Collected data:

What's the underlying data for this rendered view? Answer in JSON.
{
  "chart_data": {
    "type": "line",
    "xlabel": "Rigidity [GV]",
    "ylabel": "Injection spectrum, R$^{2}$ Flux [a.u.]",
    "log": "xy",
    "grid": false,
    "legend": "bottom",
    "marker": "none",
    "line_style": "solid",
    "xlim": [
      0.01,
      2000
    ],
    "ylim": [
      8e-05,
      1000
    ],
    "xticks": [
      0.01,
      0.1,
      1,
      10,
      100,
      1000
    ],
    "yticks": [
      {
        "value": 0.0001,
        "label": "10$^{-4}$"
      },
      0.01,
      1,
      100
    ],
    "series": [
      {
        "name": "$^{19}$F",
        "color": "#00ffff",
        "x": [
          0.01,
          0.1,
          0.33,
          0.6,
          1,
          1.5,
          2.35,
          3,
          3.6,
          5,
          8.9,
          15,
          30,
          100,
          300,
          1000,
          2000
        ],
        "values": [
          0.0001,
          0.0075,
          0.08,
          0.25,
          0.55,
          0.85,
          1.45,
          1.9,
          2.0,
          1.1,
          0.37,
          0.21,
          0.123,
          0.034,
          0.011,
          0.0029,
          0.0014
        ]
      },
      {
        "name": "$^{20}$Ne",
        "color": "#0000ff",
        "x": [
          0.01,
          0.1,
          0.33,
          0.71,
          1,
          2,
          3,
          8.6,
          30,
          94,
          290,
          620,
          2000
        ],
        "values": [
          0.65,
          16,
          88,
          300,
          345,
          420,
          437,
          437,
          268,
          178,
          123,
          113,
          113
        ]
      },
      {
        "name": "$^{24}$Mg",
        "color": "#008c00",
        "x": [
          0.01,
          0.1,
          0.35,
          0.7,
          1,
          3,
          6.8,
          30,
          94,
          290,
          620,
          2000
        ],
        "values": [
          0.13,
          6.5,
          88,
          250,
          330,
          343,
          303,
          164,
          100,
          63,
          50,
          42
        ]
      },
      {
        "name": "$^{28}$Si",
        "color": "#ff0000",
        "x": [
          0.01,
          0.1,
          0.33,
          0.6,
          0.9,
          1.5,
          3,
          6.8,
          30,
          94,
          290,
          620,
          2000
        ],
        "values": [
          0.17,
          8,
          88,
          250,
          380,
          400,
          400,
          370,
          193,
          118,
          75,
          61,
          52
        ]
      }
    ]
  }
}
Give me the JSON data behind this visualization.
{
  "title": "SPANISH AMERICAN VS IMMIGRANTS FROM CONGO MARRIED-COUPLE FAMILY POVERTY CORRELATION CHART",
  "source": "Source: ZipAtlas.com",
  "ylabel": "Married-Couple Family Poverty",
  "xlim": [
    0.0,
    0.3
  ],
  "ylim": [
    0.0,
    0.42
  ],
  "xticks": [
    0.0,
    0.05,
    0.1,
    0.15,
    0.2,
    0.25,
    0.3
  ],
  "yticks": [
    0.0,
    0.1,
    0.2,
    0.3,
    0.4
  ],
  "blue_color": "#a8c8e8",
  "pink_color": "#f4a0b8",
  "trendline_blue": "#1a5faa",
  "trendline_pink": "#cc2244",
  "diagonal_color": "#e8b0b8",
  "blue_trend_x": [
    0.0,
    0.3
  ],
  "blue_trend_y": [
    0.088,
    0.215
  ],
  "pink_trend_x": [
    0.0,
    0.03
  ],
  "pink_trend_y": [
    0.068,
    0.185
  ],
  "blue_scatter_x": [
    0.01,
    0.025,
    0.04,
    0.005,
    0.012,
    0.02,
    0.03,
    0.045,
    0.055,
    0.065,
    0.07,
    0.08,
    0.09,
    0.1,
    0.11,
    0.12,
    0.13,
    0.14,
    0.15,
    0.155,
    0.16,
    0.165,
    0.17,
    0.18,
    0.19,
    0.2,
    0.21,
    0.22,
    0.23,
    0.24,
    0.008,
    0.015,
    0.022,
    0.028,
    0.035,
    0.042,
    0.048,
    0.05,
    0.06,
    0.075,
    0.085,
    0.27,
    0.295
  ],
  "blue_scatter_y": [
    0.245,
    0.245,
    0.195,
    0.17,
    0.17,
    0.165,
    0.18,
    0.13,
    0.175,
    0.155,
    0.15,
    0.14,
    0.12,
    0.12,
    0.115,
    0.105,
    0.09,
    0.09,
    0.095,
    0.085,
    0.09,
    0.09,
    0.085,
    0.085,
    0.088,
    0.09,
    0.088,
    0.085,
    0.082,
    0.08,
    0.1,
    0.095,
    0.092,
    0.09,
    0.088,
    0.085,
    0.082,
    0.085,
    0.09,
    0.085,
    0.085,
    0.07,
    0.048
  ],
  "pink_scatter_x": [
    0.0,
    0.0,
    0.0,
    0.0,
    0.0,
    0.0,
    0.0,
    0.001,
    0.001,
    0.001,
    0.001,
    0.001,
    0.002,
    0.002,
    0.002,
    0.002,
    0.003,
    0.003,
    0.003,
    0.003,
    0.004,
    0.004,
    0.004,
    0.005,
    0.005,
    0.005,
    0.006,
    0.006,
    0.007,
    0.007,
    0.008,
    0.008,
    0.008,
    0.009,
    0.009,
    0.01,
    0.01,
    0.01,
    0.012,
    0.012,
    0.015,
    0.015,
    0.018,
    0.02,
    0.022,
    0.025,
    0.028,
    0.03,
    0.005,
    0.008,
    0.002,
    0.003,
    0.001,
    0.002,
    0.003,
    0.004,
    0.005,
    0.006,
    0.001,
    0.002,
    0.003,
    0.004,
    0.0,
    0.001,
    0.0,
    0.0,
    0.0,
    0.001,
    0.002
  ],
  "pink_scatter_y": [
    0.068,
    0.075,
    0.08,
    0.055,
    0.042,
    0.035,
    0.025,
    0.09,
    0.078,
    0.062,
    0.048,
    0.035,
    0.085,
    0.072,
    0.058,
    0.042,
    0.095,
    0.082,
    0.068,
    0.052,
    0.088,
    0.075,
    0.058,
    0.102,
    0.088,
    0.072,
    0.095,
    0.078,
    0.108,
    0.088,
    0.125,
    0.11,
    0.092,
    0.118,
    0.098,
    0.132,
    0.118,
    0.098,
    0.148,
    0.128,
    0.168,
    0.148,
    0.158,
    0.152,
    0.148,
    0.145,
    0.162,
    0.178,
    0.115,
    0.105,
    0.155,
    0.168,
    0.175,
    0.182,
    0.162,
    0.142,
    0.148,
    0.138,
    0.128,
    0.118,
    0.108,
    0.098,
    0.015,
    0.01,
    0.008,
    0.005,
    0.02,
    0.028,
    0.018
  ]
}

AIM OF THE TASK: The entries above must be returned in full, exactly as shown.

ANSWER TO THIS EXERCISE:
What's the underlying data for this rendered view? Answer in JSON.
{
  "chart_data": {
    "type": "line",
    "xlabel": "Rigidity [GV]",
    "ylabel": "Injection spectrum, R$^{2}$ Flux [a.u.]",
    "log": "xy",
    "grid": false,
    "legend": "bottom",
    "marker": "none",
    "line_style": "solid",
    "xlim": [
      0.01,
      2000
    ],
    "ylim": [
      8e-05,
      1000
    ],
    "xticks": [
      0.01,
      0.1,
      1,
      10,
      100,
      1000
    ],
    "yticks": [
      {
        "value": 0.0001,
        "label": "10$^{-4}$"
      },
      0.01,
      1,
      100
    ],
    "series": [
      {
        "name": "$^{19}$F",
        "color": "#00ffff",
        "x": [
          0.01,
          0.1,
          0.33,
          0.6,
          1,
          1.5,
          2.35,
          3,
          3.6,
          5,
          8.9,
          15,
          30,
          100,
          300,
          1000,
          2000
        ],
        "values": [
          0.0001,
          0.0075,
          0.08,
          0.25,
          0.55,
          0.85,
          1.45,
          1.9,
          2.0,
          1.1,
          0.37,
          0.21,
          0.123,
          0.034,
          0.011,
          0.0029,
          0.0014
        ]
      },
      {
        "name": "$^{20}$Ne",
        "color": "#0000ff",
        "x": [
          0.01,
          0.1,
          0.33,
          0.71,
          1,
          2,
          3,
          8.6,
          30,
          94,
          290,
          620,
          2000
        ],
        "values": [
          0.65,
          16,
          88,
          300,
          345,
          420,
          437,
          437,
          268,
          178,
          123,
          113,
          113
        ]
      },
      {
        "name": "$^{24}$Mg",
        "color": "#008c00",
        "x": [
          0.01,
          0.1,
          0.35,
          0.7,
          1,
          3,
          6.8,
          30,
          94,
          290,
          620,
          2000
        ],
        "values": [
          0.13,
          6.5,
          88,
          250,
          330,
          343,
          303,
          164,
          100,
          63,
          50,
          42
        ]
      },
      {
        "name": "$^{28}$Si",
        "color": "#ff0000",
        "x": [
          0.01,
          0.1,
          0.33,
          0.6,
          0.9,
          1.5,
          3,
          6.8,
          30,
          94,
          290,
          620,
          2000
        ],
        "values": [
          0.17,
          8,
          88,
          250,
          380,
          400,
          400,
          370,
          193,
          118,
          75,
          61,
          52
        ]
      }
    ]
  }
}
Give me the JSON data behind this visualization.
{
  "title": "SPANISH AMERICAN VS IMMIGRANTS FROM CONGO MARRIED-COUPLE FAMILY POVERTY CORRELATION CHART",
  "source": "Source: ZipAtlas.com",
  "ylabel": "Married-Couple Family Poverty",
  "xlim": [
    0.0,
    0.3
  ],
  "ylim": [
    0.0,
    0.42
  ],
  "xticks": [
    0.0,
    0.05,
    0.1,
    0.15,
    0.2,
    0.25,
    0.3
  ],
  "yticks": [
    0.0,
    0.1,
    0.2,
    0.3,
    0.4
  ],
  "blue_color": "#a8c8e8",
  "pink_color": "#f4a0b8",
  "trendline_blue": "#1a5faa",
  "trendline_pink": "#cc2244",
  "diagonal_color": "#e8b0b8",
  "blue_trend_x": [
    0.0,
    0.3
  ],
  "blue_trend_y": [
    0.088,
    0.215
  ],
  "pink_trend_x": [
    0.0,
    0.03
  ],
  "pink_trend_y": [
    0.068,
    0.185
  ],
  "blue_scatter_x": [
    0.01,
    0.025,
    0.04,
    0.005,
    0.012,
    0.02,
    0.03,
    0.045,
    0.055,
    0.065,
    0.07,
    0.08,
    0.09,
    0.1,
    0.11,
    0.12,
    0.13,
    0.14,
    0.15,
    0.155,
    0.16,
    0.165,
    0.17,
    0.18,
    0.19,
    0.2,
    0.21,
    0.22,
    0.23,
    0.24,
    0.008,
    0.015,
    0.022,
    0.028,
    0.035,
    0.042,
    0.048,
    0.05,
    0.06,
    0.075,
    0.085,
    0.27,
    0.295
  ],
  "blue_scatter_y": [
    0.245,
    0.245,
    0.195,
    0.17,
    0.17,
    0.165,
    0.18,
    0.13,
    0.175,
    0.155,
    0.15,
    0.14,
    0.12,
    0.12,
    0.115,
    0.105,
    0.09,
    0.09,
    0.095,
    0.085,
    0.09,
    0.09,
    0.085,
    0.085,
    0.088,
    0.09,
    0.088,
    0.085,
    0.082,
    0.08,
    0.1,
    0.095,
    0.092,
    0.09,
    0.088,
    0.085,
    0.082,
    0.085,
    0.09,
    0.085,
    0.085,
    0.07,
    0.048
  ],
  "pink_scatter_x": [
    0.0,
    0.0,
    0.0,
    0.0,
    0.0,
    0.0,
    0.0,
    0.001,
    0.001,
    0.001,
    0.001,
    0.001,
    0.002,
    0.002,
    0.002,
    0.002,
    0.003,
    0.003,
    0.003,
    0.003,
    0.004,
    0.004,
    0.004,
    0.005,
    0.005,
    0.005,
    0.006,
    0.006,
    0.007,
    0.007,
    0.008,
    0.008,
    0.008,
    0.009,
    0.009,
    0.01,
    0.01,
    0.01,
    0.012,
    0.012,
    0.015,
    0.015,
    0.018,
    0.02,
    0.022,
    0.025,
    0.028,
    0.03,
    0.005,
    0.008,
    0.002,
    0.003,
    0.001,
    0.002,
    0.003,
    0.004,
    0.005,
    0.006,
    0.001,
    0.002,
    0.003,
    0.004,
    0.0,
    0.001,
    0.0,
    0.0,
    0.0,
    0.001,
    0.002
  ],
  "pink_scatter_y": [
    0.068,
    0.075,
    0.08,
    0.055,
    0.042,
    0.035,
    0.025,
    0.09,
    0.078,
    0.062,
    0.048,
    0.035,
    0.085,
    0.072,
    0.058,
    0.042,
    0.095,
    0.082,
    0.068,
    0.052,
    0.088,
    0.075,
    0.058,
    0.102,
    0.088,
    0.072,
    0.095,
    0.078,
    0.108,
    0.088,
    0.125,
    0.11,
    0.092,
    0.118,
    0.098,
    0.132,
    0.118,
    0.098,
    0.148,
    0.128,
    0.168,
    0.148,
    0.158,
    0.152,
    0.148,
    0.145,
    0.162,
    0.178,
    0.115,
    0.105,
    0.155,
    0.168,
    0.175,
    0.182,
    0.162,
    0.142,
    0.148,
    0.138,
    0.128,
    0.118,
    0.108,
    0.098,
    0.015,
    0.01,
    0.008,
    0.005,
    0.02,
    0.028,
    0.018
  ]
}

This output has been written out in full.